Data tied to figure images
--------------------------------

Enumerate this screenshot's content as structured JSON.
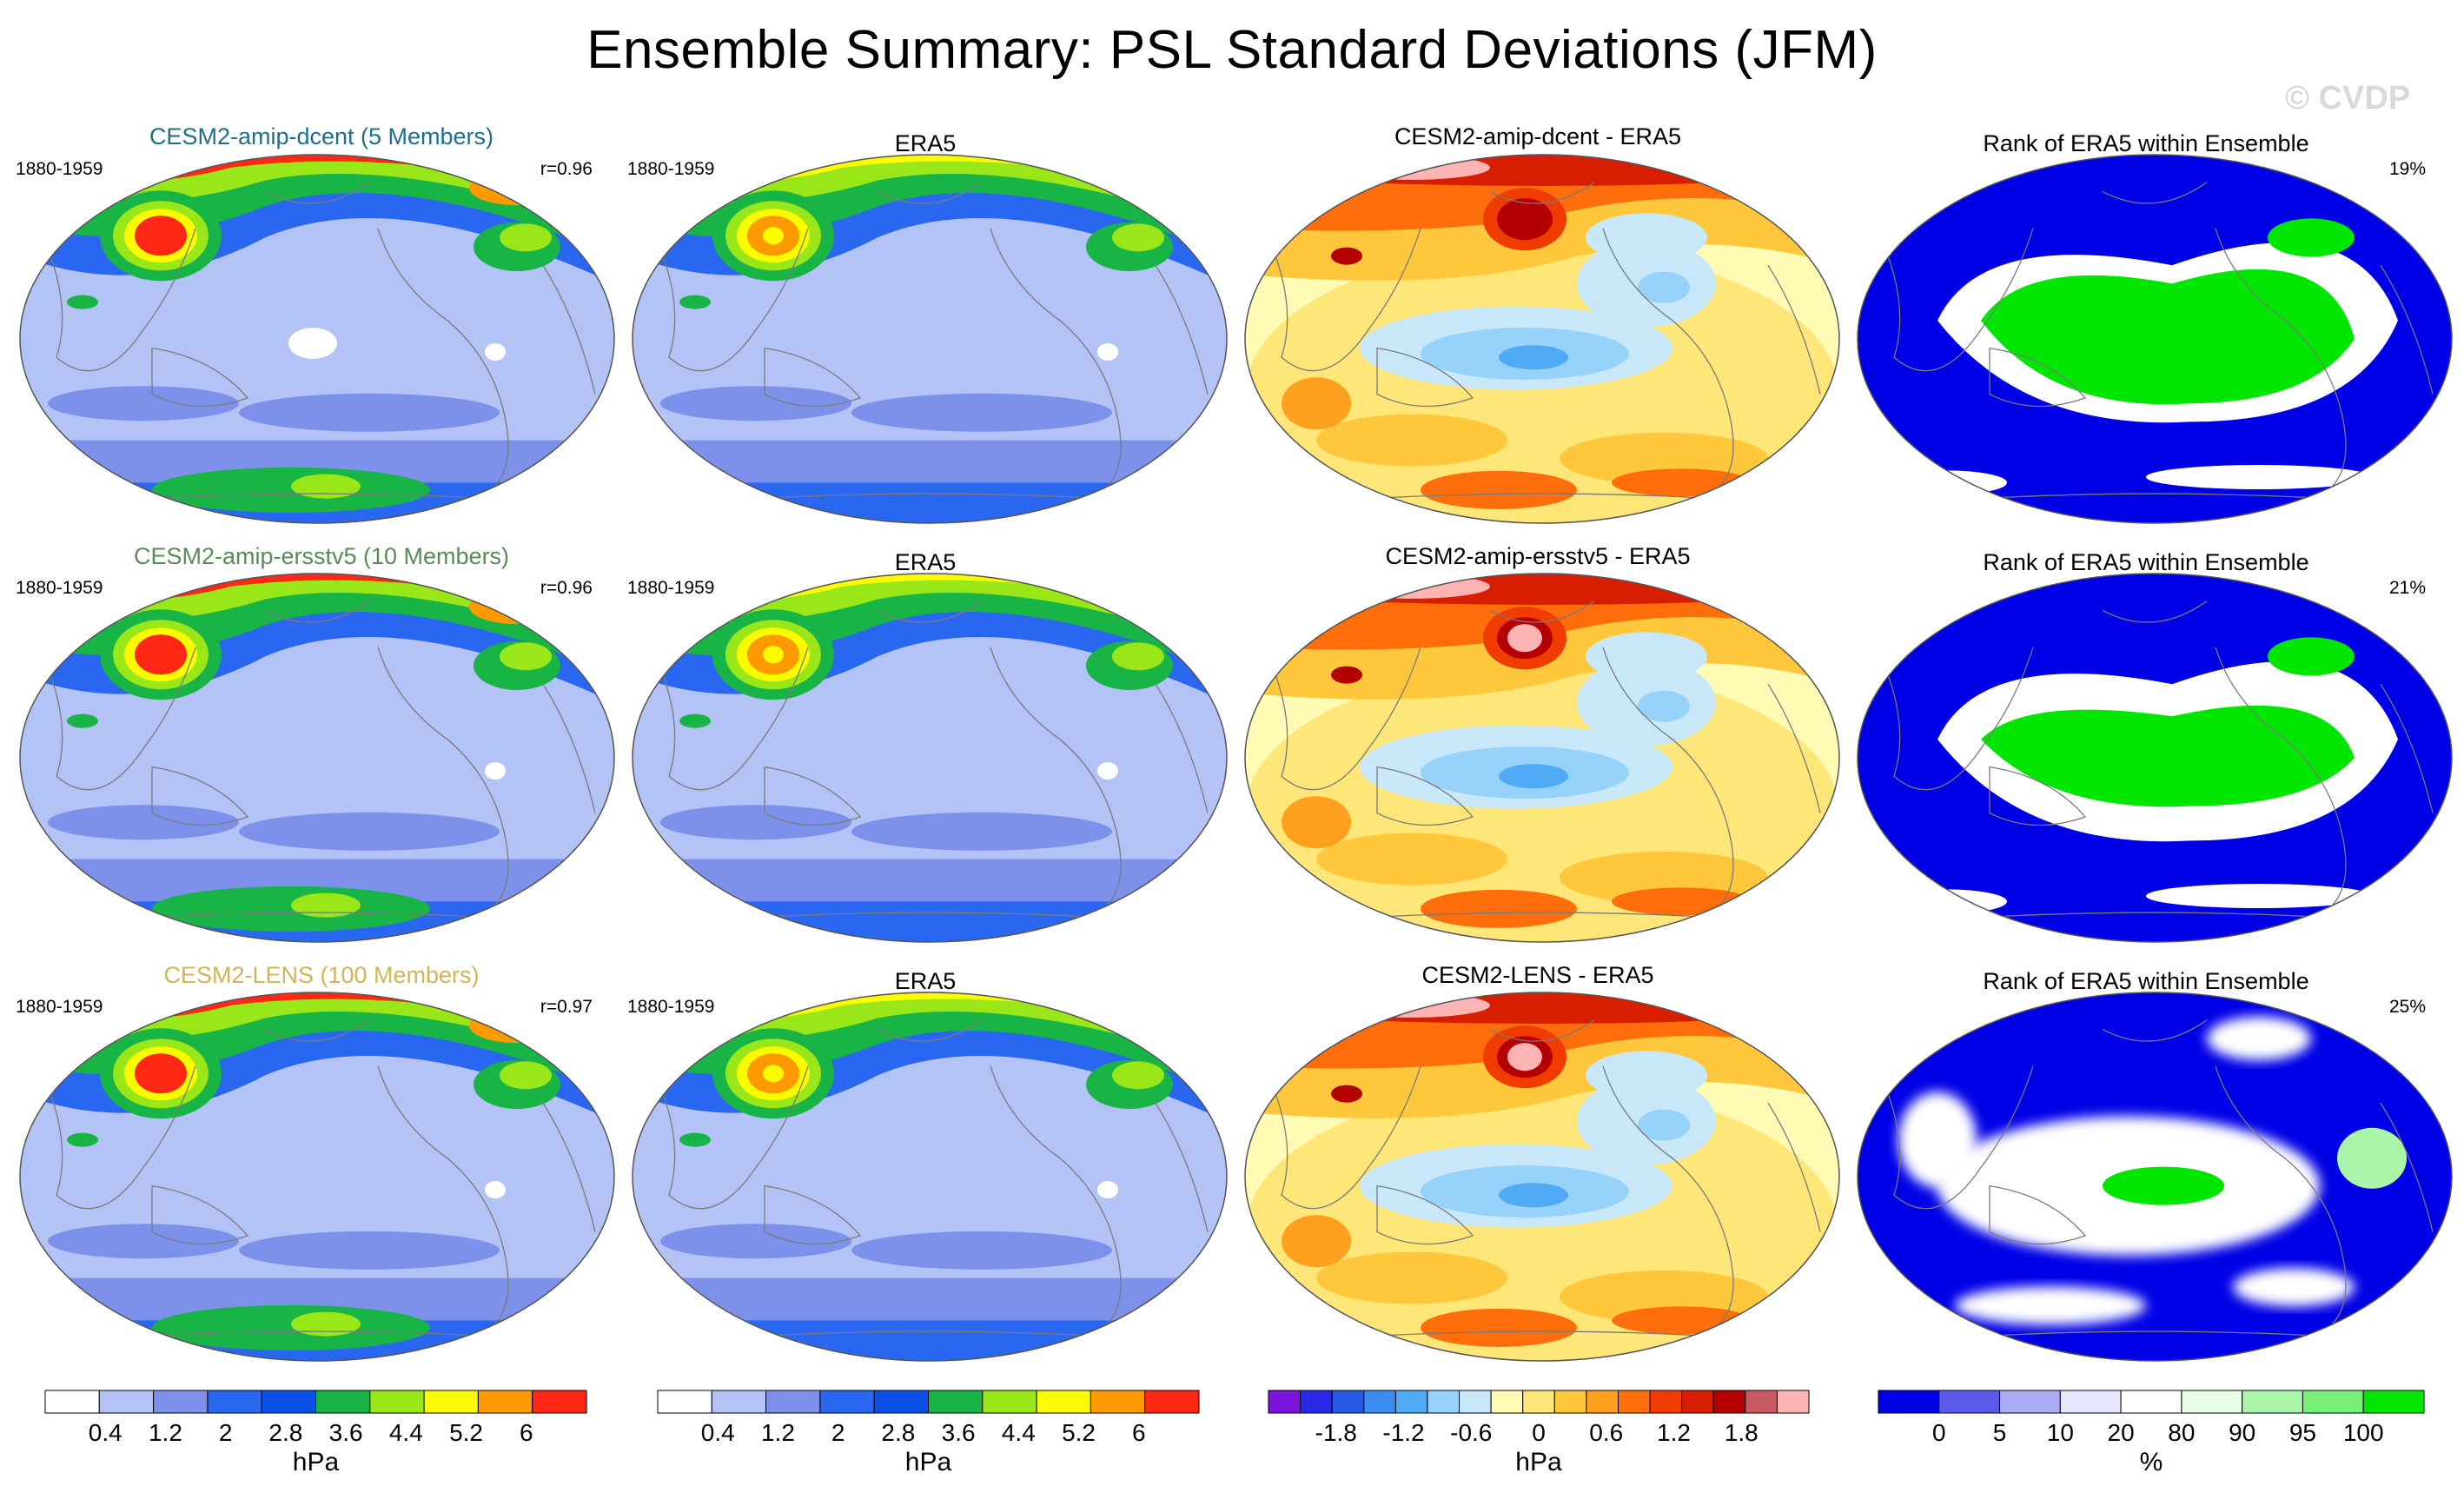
{
  "title": "Ensemble Summary: PSL Standard Deviations (JFM)",
  "watermark": "© CVDP",
  "colors": {
    "std": [
      "#ffffff",
      "#b4c3f5",
      "#7d91eb",
      "#2a67f0",
      "#0a50e6",
      "#19b446",
      "#99e619",
      "#fafa00",
      "#ff9900",
      "#ff2814"
    ],
    "diff": [
      "#7814dc",
      "#2828e6",
      "#285ae6",
      "#3c8cf0",
      "#50aaf5",
      "#96d2fa",
      "#c8e8fa",
      "#fffbb4",
      "#ffe678",
      "#ffc83c",
      "#ffa01e",
      "#ff6e0a",
      "#f03c00",
      "#d71e00",
      "#b40000",
      "#c85a64",
      "#ffb4b4"
    ],
    "rank": [
      "#0000e6",
      "#5a5aeb",
      "#aaaaf5",
      "#e6e6ff",
      "#ffffff",
      "#e6ffe6",
      "#aaf5aa",
      "#78f078",
      "#00e600"
    ]
  },
  "rows": [
    {
      "model": "CESM2-amip-dcent (5 Members)",
      "model_color": "#1e6e8c",
      "period_left": "1880-1959",
      "corr": "r=0.96",
      "obs": "ERA5",
      "period_obs": "1880-1959",
      "diff": "CESM2-amip-dcent - ERA5",
      "rank": "Rank of ERA5 within Ensemble",
      "rank_pct": "19%"
    },
    {
      "model": "CESM2-amip-ersstv5 (10 Members)",
      "model_color": "#5a8a5a",
      "period_left": "1880-1959",
      "corr": "r=0.96",
      "obs": "ERA5",
      "period_obs": "1880-1959",
      "diff": "CESM2-amip-ersstv5 - ERA5",
      "rank": "Rank of ERA5 within Ensemble",
      "rank_pct": "21%"
    },
    {
      "model": "CESM2-LENS (100 Members)",
      "model_color": "#d2b45a",
      "period_left": "1880-1959",
      "corr": "r=0.97",
      "obs": "ERA5",
      "period_obs": "1880-1959",
      "diff": "CESM2-LENS - ERA5",
      "rank": "Rank of ERA5 within Ensemble",
      "rank_pct": "25%"
    }
  ],
  "chart_data": [
    {
      "type": "colorbar",
      "name": "model-std",
      "labels": [
        "0.4",
        "1.2",
        "2",
        "2.8",
        "3.6",
        "4.4",
        "5.2",
        "6"
      ],
      "units": "hPa"
    },
    {
      "type": "colorbar",
      "name": "obs-std",
      "labels": [
        "0.4",
        "1.2",
        "2",
        "2.8",
        "3.6",
        "4.4",
        "5.2",
        "6"
      ],
      "units": "hPa"
    },
    {
      "type": "colorbar",
      "name": "difference",
      "labels": [
        "-1.8",
        "-1.2",
        "-0.6",
        "0",
        "0.6",
        "1.2",
        "1.8"
      ],
      "units": "hPa"
    },
    {
      "type": "colorbar",
      "name": "rank",
      "labels": [
        "0",
        "5",
        "10",
        "20",
        "80",
        "90",
        "95",
        "100"
      ],
      "units": "%"
    }
  ]
}
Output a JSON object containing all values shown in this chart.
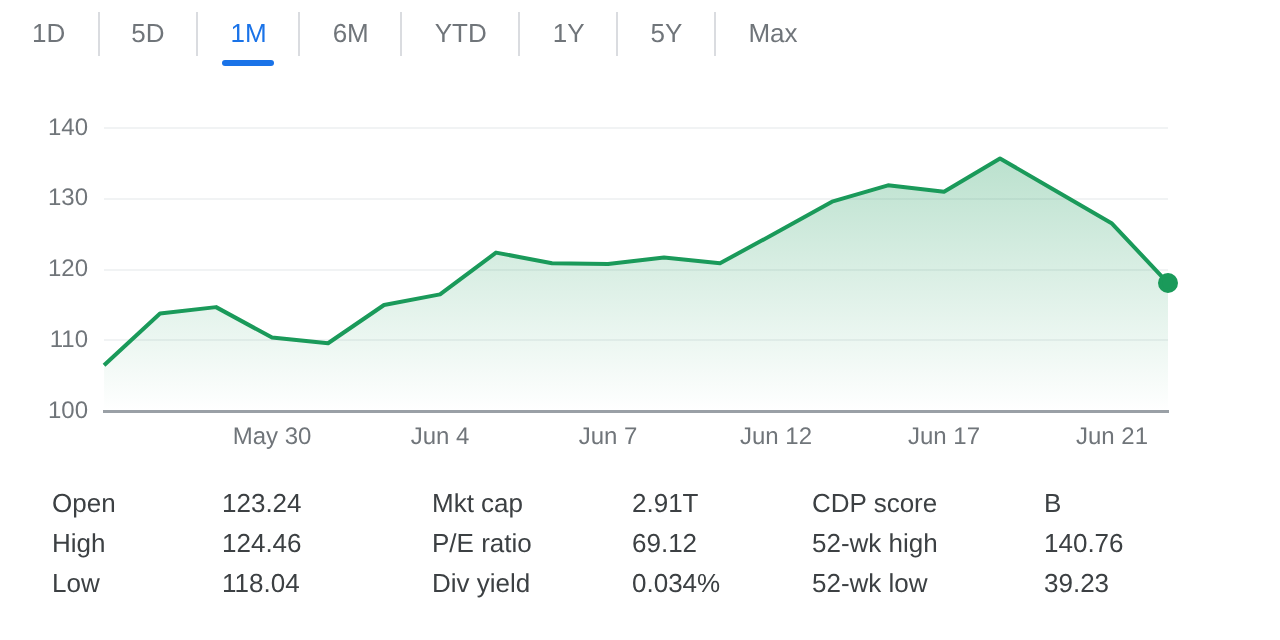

--------------------------------

» **What is required**: How many lines of these entries hold the string "name"? Answer with the number alone.

» **Worked solution**: 4